WRITTEN PROBLEM –
Output the data below in full, character for character.

RECORD EXTRACTS –
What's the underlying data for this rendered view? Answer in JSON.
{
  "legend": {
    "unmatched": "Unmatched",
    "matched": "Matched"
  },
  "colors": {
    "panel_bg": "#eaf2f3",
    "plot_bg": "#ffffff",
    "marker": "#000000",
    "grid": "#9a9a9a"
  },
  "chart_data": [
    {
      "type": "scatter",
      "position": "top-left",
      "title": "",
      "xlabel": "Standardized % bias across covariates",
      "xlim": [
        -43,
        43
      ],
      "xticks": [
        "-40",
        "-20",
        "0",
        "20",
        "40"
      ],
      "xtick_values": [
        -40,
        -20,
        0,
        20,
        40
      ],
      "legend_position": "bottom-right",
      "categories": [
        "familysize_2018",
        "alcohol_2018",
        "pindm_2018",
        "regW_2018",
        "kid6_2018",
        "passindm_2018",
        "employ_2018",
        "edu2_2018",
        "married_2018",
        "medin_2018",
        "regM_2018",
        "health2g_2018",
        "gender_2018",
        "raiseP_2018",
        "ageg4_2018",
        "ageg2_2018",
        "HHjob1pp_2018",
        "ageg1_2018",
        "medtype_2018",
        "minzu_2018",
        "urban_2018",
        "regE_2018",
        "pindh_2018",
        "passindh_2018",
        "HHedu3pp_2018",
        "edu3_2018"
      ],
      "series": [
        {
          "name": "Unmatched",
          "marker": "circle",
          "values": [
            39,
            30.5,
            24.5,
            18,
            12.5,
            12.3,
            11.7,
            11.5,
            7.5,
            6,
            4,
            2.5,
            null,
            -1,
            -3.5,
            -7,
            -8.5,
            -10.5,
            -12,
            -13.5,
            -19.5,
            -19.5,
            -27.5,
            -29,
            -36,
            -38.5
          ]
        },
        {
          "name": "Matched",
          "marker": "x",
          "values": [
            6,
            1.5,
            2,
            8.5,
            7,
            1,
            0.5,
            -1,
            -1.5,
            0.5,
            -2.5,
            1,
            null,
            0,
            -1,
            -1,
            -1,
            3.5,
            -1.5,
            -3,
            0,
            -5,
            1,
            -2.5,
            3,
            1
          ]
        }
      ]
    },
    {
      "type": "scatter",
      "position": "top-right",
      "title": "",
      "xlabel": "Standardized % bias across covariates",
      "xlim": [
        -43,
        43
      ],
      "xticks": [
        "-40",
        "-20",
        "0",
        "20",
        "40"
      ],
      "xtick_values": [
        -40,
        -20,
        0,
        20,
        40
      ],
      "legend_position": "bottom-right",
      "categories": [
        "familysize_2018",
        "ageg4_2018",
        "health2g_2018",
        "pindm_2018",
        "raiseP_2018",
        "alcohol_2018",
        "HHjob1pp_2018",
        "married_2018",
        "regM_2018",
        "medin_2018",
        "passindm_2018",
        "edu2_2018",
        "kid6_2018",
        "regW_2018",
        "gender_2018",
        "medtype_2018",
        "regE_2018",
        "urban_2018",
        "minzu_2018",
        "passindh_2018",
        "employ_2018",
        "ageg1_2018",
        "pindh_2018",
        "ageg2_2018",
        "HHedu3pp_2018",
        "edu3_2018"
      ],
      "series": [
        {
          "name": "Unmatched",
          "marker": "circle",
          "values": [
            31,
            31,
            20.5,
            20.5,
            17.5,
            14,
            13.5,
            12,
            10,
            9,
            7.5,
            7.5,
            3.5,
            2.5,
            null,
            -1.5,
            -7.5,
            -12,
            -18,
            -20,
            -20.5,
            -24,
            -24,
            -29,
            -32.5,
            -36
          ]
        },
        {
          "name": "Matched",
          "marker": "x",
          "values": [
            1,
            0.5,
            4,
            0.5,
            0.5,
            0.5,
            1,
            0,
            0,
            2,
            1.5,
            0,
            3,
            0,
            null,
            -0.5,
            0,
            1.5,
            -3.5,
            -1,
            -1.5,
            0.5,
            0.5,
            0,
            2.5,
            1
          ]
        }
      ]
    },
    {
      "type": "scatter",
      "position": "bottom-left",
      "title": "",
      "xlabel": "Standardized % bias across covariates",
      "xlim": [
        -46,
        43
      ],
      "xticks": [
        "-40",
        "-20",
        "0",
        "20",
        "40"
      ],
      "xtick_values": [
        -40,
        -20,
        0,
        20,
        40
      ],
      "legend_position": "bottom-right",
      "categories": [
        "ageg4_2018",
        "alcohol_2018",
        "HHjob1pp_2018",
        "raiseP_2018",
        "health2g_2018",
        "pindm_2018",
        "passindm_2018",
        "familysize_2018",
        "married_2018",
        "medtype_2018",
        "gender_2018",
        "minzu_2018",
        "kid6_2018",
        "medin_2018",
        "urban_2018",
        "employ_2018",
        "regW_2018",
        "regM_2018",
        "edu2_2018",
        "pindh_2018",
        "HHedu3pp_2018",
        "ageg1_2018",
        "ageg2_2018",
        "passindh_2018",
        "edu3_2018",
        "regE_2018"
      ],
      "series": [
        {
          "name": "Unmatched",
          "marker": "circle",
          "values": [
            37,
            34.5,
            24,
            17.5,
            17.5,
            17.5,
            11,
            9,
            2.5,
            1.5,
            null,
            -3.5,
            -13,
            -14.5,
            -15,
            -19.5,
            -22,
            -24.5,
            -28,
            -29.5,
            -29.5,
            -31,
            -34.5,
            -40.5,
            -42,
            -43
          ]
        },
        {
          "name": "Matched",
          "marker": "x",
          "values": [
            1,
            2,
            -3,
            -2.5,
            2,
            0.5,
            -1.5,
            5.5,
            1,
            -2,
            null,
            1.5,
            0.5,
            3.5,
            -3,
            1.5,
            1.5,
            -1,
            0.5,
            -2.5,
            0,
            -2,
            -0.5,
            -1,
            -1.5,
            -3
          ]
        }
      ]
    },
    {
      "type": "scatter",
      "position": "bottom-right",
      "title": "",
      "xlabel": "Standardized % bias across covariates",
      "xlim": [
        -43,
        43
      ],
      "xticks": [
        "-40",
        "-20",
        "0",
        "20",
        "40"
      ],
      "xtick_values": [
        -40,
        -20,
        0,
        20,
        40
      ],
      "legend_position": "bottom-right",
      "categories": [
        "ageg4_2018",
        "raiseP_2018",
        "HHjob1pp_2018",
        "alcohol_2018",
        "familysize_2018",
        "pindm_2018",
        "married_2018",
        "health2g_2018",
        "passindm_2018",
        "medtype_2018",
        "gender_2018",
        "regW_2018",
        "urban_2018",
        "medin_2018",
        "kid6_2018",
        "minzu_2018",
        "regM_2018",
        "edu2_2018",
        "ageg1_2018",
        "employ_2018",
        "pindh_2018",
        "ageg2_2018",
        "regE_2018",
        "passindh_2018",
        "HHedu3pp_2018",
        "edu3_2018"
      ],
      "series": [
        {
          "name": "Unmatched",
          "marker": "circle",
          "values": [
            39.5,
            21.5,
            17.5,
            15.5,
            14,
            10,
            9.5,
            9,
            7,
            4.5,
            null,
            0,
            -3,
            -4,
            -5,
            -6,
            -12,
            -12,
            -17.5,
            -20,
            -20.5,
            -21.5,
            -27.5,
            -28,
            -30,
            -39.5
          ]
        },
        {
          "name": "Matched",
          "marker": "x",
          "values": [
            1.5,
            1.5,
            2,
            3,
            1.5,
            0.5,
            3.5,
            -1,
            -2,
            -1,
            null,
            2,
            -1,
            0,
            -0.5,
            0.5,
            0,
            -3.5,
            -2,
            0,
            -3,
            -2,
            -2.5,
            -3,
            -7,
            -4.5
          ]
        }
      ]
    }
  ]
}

ANSWER –
What's the underlying data for this rendered view? Answer in JSON.
{
  "legend": {
    "unmatched": "Unmatched",
    "matched": "Matched"
  },
  "colors": {
    "panel_bg": "#eaf2f3",
    "plot_bg": "#ffffff",
    "marker": "#000000",
    "grid": "#9a9a9a"
  },
  "chart_data": [
    {
      "type": "scatter",
      "position": "top-left",
      "title": "",
      "xlabel": "Standardized % bias across covariates",
      "xlim": [
        -43,
        43
      ],
      "xticks": [
        "-40",
        "-20",
        "0",
        "20",
        "40"
      ],
      "xtick_values": [
        -40,
        -20,
        0,
        20,
        40
      ],
      "legend_position": "bottom-right",
      "categories": [
        "familysize_2018",
        "alcohol_2018",
        "pindm_2018",
        "regW_2018",
        "kid6_2018",
        "passindm_2018",
        "employ_2018",
        "edu2_2018",
        "married_2018",
        "medin_2018",
        "regM_2018",
        "health2g_2018",
        "gender_2018",
        "raiseP_2018",
        "ageg4_2018",
        "ageg2_2018",
        "HHjob1pp_2018",
        "ageg1_2018",
        "medtype_2018",
        "minzu_2018",
        "urban_2018",
        "regE_2018",
        "pindh_2018",
        "passindh_2018",
        "HHedu3pp_2018",
        "edu3_2018"
      ],
      "series": [
        {
          "name": "Unmatched",
          "marker": "circle",
          "values": [
            39,
            30.5,
            24.5,
            18,
            12.5,
            12.3,
            11.7,
            11.5,
            7.5,
            6,
            4,
            2.5,
            null,
            -1,
            -3.5,
            -7,
            -8.5,
            -10.5,
            -12,
            -13.5,
            -19.5,
            -19.5,
            -27.5,
            -29,
            -36,
            -38.5
          ]
        },
        {
          "name": "Matched",
          "marker": "x",
          "values": [
            6,
            1.5,
            2,
            8.5,
            7,
            1,
            0.5,
            -1,
            -1.5,
            0.5,
            -2.5,
            1,
            null,
            0,
            -1,
            -1,
            -1,
            3.5,
            -1.5,
            -3,
            0,
            -5,
            1,
            -2.5,
            3,
            1
          ]
        }
      ]
    },
    {
      "type": "scatter",
      "position": "top-right",
      "title": "",
      "xlabel": "Standardized % bias across covariates",
      "xlim": [
        -43,
        43
      ],
      "xticks": [
        "-40",
        "-20",
        "0",
        "20",
        "40"
      ],
      "xtick_values": [
        -40,
        -20,
        0,
        20,
        40
      ],
      "legend_position": "bottom-right",
      "categories": [
        "familysize_2018",
        "ageg4_2018",
        "health2g_2018",
        "pindm_2018",
        "raiseP_2018",
        "alcohol_2018",
        "HHjob1pp_2018",
        "married_2018",
        "regM_2018",
        "medin_2018",
        "passindm_2018",
        "edu2_2018",
        "kid6_2018",
        "regW_2018",
        "gender_2018",
        "medtype_2018",
        "regE_2018",
        "urban_2018",
        "minzu_2018",
        "passindh_2018",
        "employ_2018",
        "ageg1_2018",
        "pindh_2018",
        "ageg2_2018",
        "HHedu3pp_2018",
        "edu3_2018"
      ],
      "series": [
        {
          "name": "Unmatched",
          "marker": "circle",
          "values": [
            31,
            31,
            20.5,
            20.5,
            17.5,
            14,
            13.5,
            12,
            10,
            9,
            7.5,
            7.5,
            3.5,
            2.5,
            null,
            -1.5,
            -7.5,
            -12,
            -18,
            -20,
            -20.5,
            -24,
            -24,
            -29,
            -32.5,
            -36
          ]
        },
        {
          "name": "Matched",
          "marker": "x",
          "values": [
            1,
            0.5,
            4,
            0.5,
            0.5,
            0.5,
            1,
            0,
            0,
            2,
            1.5,
            0,
            3,
            0,
            null,
            -0.5,
            0,
            1.5,
            -3.5,
            -1,
            -1.5,
            0.5,
            0.5,
            0,
            2.5,
            1
          ]
        }
      ]
    },
    {
      "type": "scatter",
      "position": "bottom-left",
      "title": "",
      "xlabel": "Standardized % bias across covariates",
      "xlim": [
        -46,
        43
      ],
      "xticks": [
        "-40",
        "-20",
        "0",
        "20",
        "40"
      ],
      "xtick_values": [
        -40,
        -20,
        0,
        20,
        40
      ],
      "legend_position": "bottom-right",
      "categories": [
        "ageg4_2018",
        "alcohol_2018",
        "HHjob1pp_2018",
        "raiseP_2018",
        "health2g_2018",
        "pindm_2018",
        "passindm_2018",
        "familysize_2018",
        "married_2018",
        "medtype_2018",
        "gender_2018",
        "minzu_2018",
        "kid6_2018",
        "medin_2018",
        "urban_2018",
        "employ_2018",
        "regW_2018",
        "regM_2018",
        "edu2_2018",
        "pindh_2018",
        "HHedu3pp_2018",
        "ageg1_2018",
        "ageg2_2018",
        "passindh_2018",
        "edu3_2018",
        "regE_2018"
      ],
      "series": [
        {
          "name": "Unmatched",
          "marker": "circle",
          "values": [
            37,
            34.5,
            24,
            17.5,
            17.5,
            17.5,
            11,
            9,
            2.5,
            1.5,
            null,
            -3.5,
            -13,
            -14.5,
            -15,
            -19.5,
            -22,
            -24.5,
            -28,
            -29.5,
            -29.5,
            -31,
            -34.5,
            -40.5,
            -42,
            -43
          ]
        },
        {
          "name": "Matched",
          "marker": "x",
          "values": [
            1,
            2,
            -3,
            -2.5,
            2,
            0.5,
            -1.5,
            5.5,
            1,
            -2,
            null,
            1.5,
            0.5,
            3.5,
            -3,
            1.5,
            1.5,
            -1,
            0.5,
            -2.5,
            0,
            -2,
            -0.5,
            -1,
            -1.5,
            -3
          ]
        }
      ]
    },
    {
      "type": "scatter",
      "position": "bottom-right",
      "title": "",
      "xlabel": "Standardized % bias across covariates",
      "xlim": [
        -43,
        43
      ],
      "xticks": [
        "-40",
        "-20",
        "0",
        "20",
        "40"
      ],
      "xtick_values": [
        -40,
        -20,
        0,
        20,
        40
      ],
      "legend_position": "bottom-right",
      "categories": [
        "ageg4_2018",
        "raiseP_2018",
        "HHjob1pp_2018",
        "alcohol_2018",
        "familysize_2018",
        "pindm_2018",
        "married_2018",
        "health2g_2018",
        "passindm_2018",
        "medtype_2018",
        "gender_2018",
        "regW_2018",
        "urban_2018",
        "medin_2018",
        "kid6_2018",
        "minzu_2018",
        "regM_2018",
        "edu2_2018",
        "ageg1_2018",
        "employ_2018",
        "pindh_2018",
        "ageg2_2018",
        "regE_2018",
        "passindh_2018",
        "HHedu3pp_2018",
        "edu3_2018"
      ],
      "series": [
        {
          "name": "Unmatched",
          "marker": "circle",
          "values": [
            39.5,
            21.5,
            17.5,
            15.5,
            14,
            10,
            9.5,
            9,
            7,
            4.5,
            null,
            0,
            -3,
            -4,
            -5,
            -6,
            -12,
            -12,
            -17.5,
            -20,
            -20.5,
            -21.5,
            -27.5,
            -28,
            -30,
            -39.5
          ]
        },
        {
          "name": "Matched",
          "marker": "x",
          "values": [
            1.5,
            1.5,
            2,
            3,
            1.5,
            0.5,
            3.5,
            -1,
            -2,
            -1,
            null,
            2,
            -1,
            0,
            -0.5,
            0.5,
            0,
            -3.5,
            -2,
            0,
            -3,
            -2,
            -2.5,
            -3,
            -7,
            -4.5
          ]
        }
      ]
    }
  ]
}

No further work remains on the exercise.